> [What this task involves]: Set down the records once more, please, exactly and with the pictures left out.
++++ Material provided
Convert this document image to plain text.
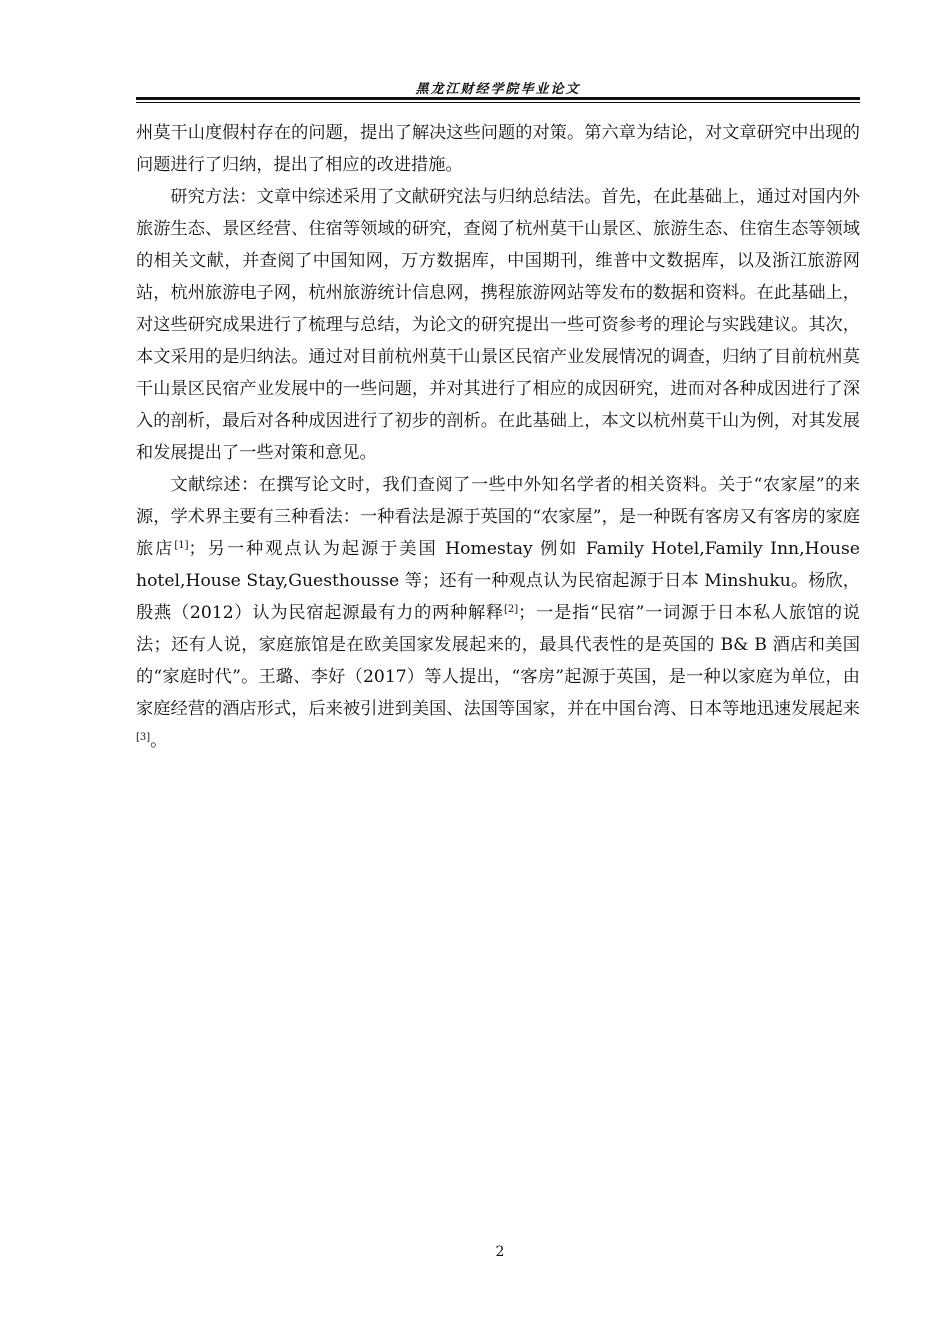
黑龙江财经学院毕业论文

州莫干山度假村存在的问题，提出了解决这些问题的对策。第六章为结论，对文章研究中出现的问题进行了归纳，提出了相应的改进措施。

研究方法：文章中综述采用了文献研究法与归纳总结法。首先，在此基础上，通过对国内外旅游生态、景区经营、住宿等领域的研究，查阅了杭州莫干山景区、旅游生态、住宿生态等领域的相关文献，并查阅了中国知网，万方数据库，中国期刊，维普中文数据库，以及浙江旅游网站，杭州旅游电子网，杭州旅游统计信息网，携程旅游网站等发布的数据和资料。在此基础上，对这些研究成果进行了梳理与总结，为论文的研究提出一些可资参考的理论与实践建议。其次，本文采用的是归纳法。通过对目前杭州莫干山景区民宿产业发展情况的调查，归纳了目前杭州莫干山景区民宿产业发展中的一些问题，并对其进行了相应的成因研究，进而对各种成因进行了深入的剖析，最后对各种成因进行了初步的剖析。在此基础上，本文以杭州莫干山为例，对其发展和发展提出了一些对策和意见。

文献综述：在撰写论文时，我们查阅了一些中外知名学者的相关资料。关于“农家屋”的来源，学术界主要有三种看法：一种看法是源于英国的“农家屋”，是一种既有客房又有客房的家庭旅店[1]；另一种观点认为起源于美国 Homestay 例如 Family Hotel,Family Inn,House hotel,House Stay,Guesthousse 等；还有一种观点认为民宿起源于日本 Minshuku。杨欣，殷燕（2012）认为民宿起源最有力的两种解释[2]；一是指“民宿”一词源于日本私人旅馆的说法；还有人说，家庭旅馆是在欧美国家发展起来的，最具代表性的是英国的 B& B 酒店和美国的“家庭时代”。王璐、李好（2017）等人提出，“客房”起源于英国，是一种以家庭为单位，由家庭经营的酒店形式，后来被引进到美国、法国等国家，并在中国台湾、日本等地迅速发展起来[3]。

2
++++++++
> [Task solution]:
Convert this document image to plain text.
黑龙江财经学院毕业论文

州莫干山度假村存在的问题，提出了解决这些问题的对策。第六章为结论，对文章研究中出现的问题进行了归纳，提出了相应的改进措施。

研究方法：文章中综述采用了文献研究法与归纳总结法。首先，在此基础上，通过对国内外旅游生态、景区经营、住宿等领域的研究，查阅了杭州莫干山景区、旅游生态、住宿生态等领域的相关文献，并查阅了中国知网，万方数据库，中国期刊，维普中文数据库，以及浙江旅游网站，杭州旅游电子网，杭州旅游统计信息网，携程旅游网站等发布的数据和资料。在此基础上，对这些研究成果进行了梳理与总结，为论文的研究提出一些可资参考的理论与实践建议。其次，本文采用的是归纳法。通过对目前杭州莫干山景区民宿产业发展情况的调查，归纳了目前杭州莫干山景区民宿产业发展中的一些问题，并对其进行了相应的成因研究，进而对各种成因进行了深入的剖析，最后对各种成因进行了初步的剖析。在此基础上，本文以杭州莫干山为例，对其发展和发展提出了一些对策和意见。

文献综述：在撰写论文时，我们查阅了一些中外知名学者的相关资料。关于“农家屋”的来源，学术界主要有三种看法：一种看法是源于英国的“农家屋”，是一种既有客房又有客房的家庭旅店[1]；另一种观点认为起源于美国 Homestay 例如 Family Hotel,Family Inn,House hotel,House Stay,Guesthousse 等；还有一种观点认为民宿起源于日本 Minshuku。杨欣，殷燕（2012）认为民宿起源最有力的两种解释[2]；一是指“民宿”一词源于日本私人旅馆的说法；还有人说，家庭旅馆是在欧美国家发展起来的，最具代表性的是英国的 B& B 酒店和美国的“家庭时代”。王璐、李好（2017）等人提出，“客房”起源于英国，是一种以家庭为单位，由家庭经营的酒店形式，后来被引进到美国、法国等国家，并在中国台湾、日本等地迅速发展起来[3]。

2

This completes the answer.